■ **Work required**: Find the lines of data that contain the string "image", then list them.

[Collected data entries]
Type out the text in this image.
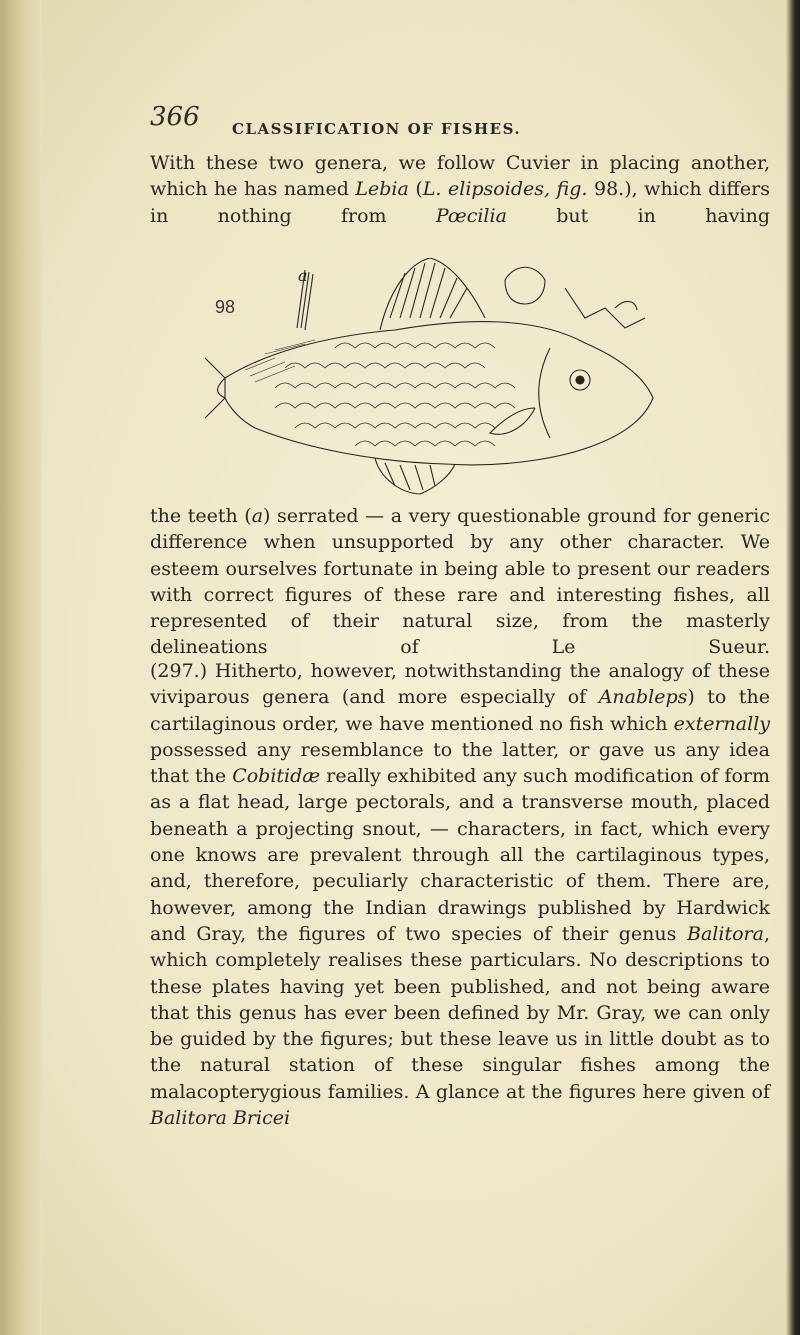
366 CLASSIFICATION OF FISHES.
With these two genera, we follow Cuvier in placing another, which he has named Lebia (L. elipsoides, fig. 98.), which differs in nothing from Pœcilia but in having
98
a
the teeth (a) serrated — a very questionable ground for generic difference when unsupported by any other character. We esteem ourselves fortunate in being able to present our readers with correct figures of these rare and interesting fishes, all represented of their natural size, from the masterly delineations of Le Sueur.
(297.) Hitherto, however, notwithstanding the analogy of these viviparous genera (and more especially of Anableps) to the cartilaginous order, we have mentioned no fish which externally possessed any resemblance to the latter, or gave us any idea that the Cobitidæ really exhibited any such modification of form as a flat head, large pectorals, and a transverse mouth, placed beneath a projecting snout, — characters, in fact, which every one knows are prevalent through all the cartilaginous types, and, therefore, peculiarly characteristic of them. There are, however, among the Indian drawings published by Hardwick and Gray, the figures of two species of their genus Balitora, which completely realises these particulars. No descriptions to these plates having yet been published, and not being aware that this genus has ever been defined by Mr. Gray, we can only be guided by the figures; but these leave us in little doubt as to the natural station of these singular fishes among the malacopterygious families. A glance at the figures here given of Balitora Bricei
...
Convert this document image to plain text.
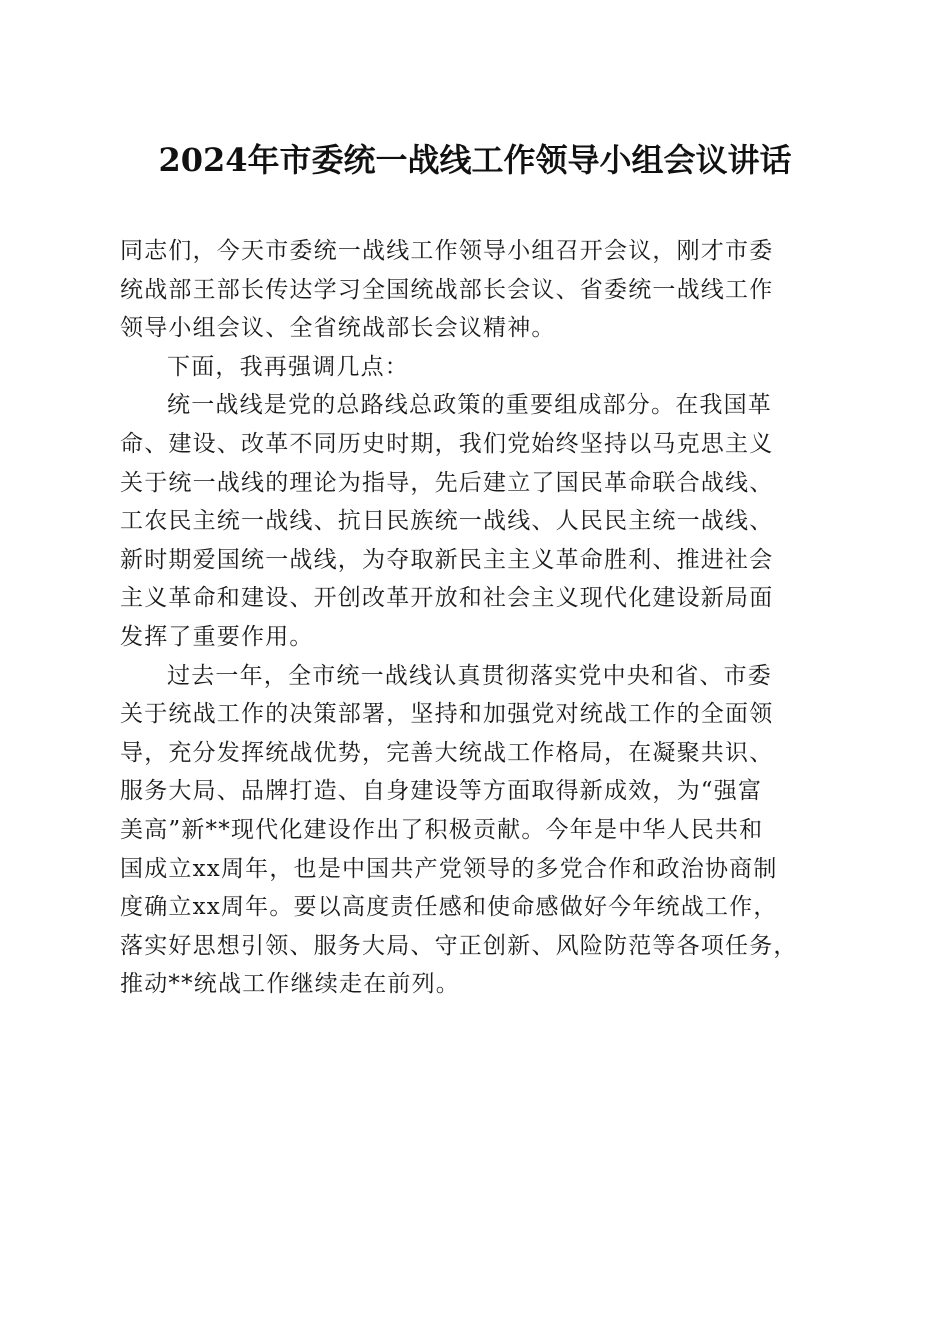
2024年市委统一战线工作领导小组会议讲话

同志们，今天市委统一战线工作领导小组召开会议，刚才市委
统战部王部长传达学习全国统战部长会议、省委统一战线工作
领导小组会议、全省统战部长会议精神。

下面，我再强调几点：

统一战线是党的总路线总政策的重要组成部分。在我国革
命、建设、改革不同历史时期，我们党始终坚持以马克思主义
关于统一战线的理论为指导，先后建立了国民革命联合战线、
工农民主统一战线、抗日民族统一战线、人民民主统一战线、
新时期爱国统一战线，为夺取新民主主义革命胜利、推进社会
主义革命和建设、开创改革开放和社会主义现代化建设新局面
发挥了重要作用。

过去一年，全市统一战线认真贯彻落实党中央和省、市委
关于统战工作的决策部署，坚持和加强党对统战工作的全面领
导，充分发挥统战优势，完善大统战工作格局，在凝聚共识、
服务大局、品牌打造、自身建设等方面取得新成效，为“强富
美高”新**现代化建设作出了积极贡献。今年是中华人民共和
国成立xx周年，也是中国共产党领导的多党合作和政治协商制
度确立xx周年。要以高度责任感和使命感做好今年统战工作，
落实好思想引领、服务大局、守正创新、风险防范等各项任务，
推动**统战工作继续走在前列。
* * *
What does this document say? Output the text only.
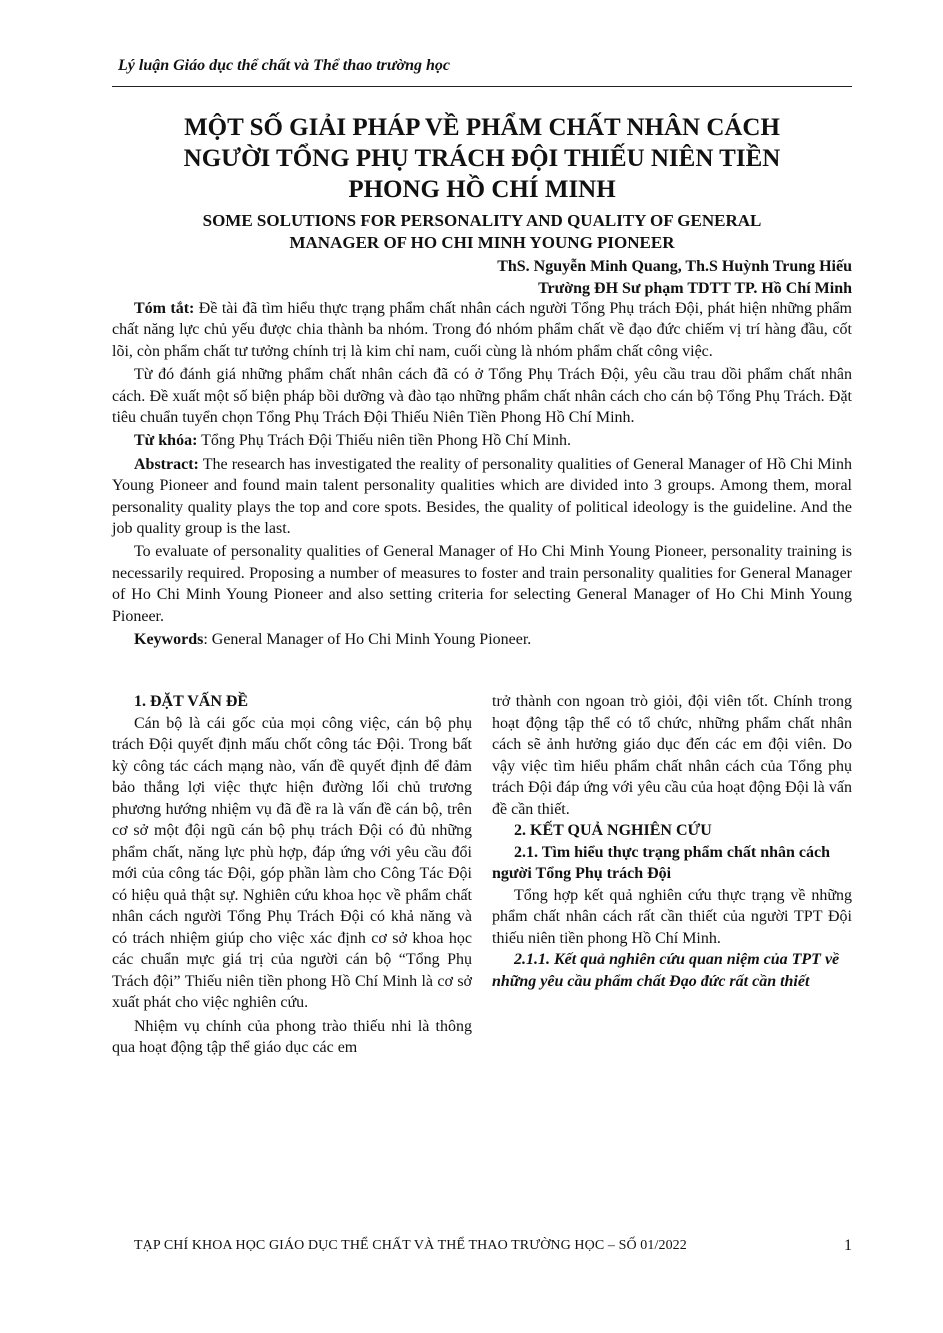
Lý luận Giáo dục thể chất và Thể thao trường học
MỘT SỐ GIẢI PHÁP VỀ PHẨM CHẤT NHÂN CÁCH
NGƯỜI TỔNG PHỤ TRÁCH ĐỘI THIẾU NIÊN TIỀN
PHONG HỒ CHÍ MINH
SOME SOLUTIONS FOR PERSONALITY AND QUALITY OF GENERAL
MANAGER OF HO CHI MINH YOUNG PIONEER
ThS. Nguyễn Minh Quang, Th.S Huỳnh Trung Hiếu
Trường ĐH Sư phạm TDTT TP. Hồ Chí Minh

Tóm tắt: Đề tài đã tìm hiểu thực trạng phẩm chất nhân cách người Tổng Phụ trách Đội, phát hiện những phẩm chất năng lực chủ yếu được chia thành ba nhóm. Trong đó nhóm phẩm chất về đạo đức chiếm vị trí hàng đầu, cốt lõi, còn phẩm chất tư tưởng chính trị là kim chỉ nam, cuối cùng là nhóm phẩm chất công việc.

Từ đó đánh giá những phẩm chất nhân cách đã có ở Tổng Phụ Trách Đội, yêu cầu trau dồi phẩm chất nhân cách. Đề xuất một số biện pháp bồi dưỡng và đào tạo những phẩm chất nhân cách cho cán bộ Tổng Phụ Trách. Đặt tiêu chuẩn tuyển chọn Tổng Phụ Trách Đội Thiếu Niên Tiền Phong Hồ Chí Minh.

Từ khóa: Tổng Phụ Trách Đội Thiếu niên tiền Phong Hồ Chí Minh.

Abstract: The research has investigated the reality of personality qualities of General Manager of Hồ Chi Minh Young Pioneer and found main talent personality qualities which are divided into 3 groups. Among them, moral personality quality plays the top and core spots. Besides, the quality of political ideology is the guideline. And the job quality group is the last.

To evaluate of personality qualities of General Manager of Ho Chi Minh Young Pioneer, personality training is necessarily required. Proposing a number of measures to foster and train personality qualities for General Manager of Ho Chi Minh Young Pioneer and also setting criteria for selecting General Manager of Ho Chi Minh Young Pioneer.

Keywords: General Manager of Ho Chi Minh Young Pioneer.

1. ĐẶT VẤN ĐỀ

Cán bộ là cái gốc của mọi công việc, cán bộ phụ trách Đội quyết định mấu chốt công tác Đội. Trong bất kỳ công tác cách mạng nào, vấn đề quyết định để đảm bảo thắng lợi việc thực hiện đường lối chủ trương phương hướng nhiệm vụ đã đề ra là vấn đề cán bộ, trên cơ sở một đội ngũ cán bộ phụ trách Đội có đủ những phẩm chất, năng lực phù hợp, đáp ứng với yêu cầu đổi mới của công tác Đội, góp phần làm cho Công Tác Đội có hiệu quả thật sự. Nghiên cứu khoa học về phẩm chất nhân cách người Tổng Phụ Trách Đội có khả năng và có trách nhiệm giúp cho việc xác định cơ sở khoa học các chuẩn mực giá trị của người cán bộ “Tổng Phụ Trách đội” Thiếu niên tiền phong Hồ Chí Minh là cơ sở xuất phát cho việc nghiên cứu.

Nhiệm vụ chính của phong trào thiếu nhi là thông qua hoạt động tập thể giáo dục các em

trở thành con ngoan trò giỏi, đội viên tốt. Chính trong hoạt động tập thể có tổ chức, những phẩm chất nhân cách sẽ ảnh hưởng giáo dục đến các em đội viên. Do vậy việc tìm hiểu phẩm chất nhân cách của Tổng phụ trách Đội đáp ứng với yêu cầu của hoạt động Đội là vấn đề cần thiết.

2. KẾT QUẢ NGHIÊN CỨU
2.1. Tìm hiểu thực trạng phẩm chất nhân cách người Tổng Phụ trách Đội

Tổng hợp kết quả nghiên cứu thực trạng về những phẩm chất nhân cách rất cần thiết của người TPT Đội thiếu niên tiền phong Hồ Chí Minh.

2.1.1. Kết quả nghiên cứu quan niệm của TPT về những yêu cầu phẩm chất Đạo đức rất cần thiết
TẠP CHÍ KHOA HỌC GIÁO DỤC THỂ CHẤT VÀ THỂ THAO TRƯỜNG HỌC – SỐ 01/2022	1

■ **Solution for this problem**:
Type out the text in this image.
Convert this document image to plain text.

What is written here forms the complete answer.